[start of Data for this task]

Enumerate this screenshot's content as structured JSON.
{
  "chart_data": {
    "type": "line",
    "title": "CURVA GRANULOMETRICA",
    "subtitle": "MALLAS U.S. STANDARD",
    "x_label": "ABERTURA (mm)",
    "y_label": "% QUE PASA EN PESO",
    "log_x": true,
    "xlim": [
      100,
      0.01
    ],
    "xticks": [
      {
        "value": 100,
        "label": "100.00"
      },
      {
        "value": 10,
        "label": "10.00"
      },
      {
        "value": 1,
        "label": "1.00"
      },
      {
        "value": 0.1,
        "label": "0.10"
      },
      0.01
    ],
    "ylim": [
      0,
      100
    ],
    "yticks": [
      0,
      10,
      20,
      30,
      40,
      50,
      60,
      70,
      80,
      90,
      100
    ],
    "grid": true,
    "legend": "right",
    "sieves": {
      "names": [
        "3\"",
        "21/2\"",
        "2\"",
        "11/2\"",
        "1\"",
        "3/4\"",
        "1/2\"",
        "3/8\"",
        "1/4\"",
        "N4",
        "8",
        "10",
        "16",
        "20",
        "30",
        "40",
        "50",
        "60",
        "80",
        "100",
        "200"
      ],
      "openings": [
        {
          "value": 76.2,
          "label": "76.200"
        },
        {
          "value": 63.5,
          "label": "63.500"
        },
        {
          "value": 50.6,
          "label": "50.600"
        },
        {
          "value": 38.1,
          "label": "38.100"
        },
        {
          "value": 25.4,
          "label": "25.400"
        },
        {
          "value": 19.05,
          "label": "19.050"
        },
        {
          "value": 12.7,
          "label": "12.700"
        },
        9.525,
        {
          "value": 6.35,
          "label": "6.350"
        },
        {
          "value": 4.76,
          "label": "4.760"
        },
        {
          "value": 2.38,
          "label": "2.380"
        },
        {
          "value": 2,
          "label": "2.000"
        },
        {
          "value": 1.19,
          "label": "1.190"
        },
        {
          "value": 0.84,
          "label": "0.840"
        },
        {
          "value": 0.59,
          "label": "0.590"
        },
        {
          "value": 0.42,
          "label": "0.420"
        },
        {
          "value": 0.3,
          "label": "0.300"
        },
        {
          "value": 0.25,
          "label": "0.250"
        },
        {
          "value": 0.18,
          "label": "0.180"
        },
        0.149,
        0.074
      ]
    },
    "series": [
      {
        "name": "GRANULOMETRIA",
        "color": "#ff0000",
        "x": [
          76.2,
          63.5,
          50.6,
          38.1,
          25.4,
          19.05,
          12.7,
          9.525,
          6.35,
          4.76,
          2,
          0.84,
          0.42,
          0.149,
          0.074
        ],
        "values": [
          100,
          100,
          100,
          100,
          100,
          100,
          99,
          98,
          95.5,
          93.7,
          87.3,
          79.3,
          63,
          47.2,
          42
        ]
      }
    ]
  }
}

[end of Data for this task]

▸ **Problem to work on**:
Copy every line verbatim.

▸ **Answer for the task**:
Enumerate this screenshot's content as structured JSON.
{
  "chart_data": {
    "type": "line",
    "title": "CURVA GRANULOMETRICA",
    "subtitle": "MALLAS U.S. STANDARD",
    "x_label": "ABERTURA (mm)",
    "y_label": "% QUE PASA EN PESO",
    "log_x": true,
    "xlim": [
      100,
      0.01
    ],
    "xticks": [
      {
        "value": 100,
        "label": "100.00"
      },
      {
        "value": 10,
        "label": "10.00"
      },
      {
        "value": 1,
        "label": "1.00"
      },
      {
        "value": 0.1,
        "label": "0.10"
      },
      0.01
    ],
    "ylim": [
      0,
      100
    ],
    "yticks": [
      0,
      10,
      20,
      30,
      40,
      50,
      60,
      70,
      80,
      90,
      100
    ],
    "grid": true,
    "legend": "right",
    "sieves": {
      "names": [
        "3\"",
        "21/2\"",
        "2\"",
        "11/2\"",
        "1\"",
        "3/4\"",
        "1/2\"",
        "3/8\"",
        "1/4\"",
        "N4",
        "8",
        "10",
        "16",
        "20",
        "30",
        "40",
        "50",
        "60",
        "80",
        "100",
        "200"
      ],
      "openings": [
        {
          "value": 76.2,
          "label": "76.200"
        },
        {
          "value": 63.5,
          "label": "63.500"
        },
        {
          "value": 50.6,
          "label": "50.600"
        },
        {
          "value": 38.1,
          "label": "38.100"
        },
        {
          "value": 25.4,
          "label": "25.400"
        },
        {
          "value": 19.05,
          "label": "19.050"
        },
        {
          "value": 12.7,
          "label": "12.700"
        },
        9.525,
        {
          "value": 6.35,
          "label": "6.350"
        },
        {
          "value": 4.76,
          "label": "4.760"
        },
        {
          "value": 2.38,
          "label": "2.380"
        },
        {
          "value": 2,
          "label": "2.000"
        },
        {
          "value": 1.19,
          "label": "1.190"
        },
        {
          "value": 0.84,
          "label": "0.840"
        },
        {
          "value": 0.59,
          "label": "0.590"
        },
        {
          "value": 0.42,
          "label": "0.420"
        },
        {
          "value": 0.3,
          "label": "0.300"
        },
        {
          "value": 0.25,
          "label": "0.250"
        },
        {
          "value": 0.18,
          "label": "0.180"
        },
        0.149,
        0.074
      ]
    },
    "series": [
      {
        "name": "GRANULOMETRIA",
        "color": "#ff0000",
        "x": [
          76.2,
          63.5,
          50.6,
          38.1,
          25.4,
          19.05,
          12.7,
          9.525,
          6.35,
          4.76,
          2,
          0.84,
          0.42,
          0.149,
          0.074
        ],
        "values": [
          100,
          100,
          100,
          100,
          100,
          100,
          99,
          98,
          95.5,
          93.7,
          87.3,
          79.3,
          63,
          47.2,
          42
        ]
      }
    ]
  }
}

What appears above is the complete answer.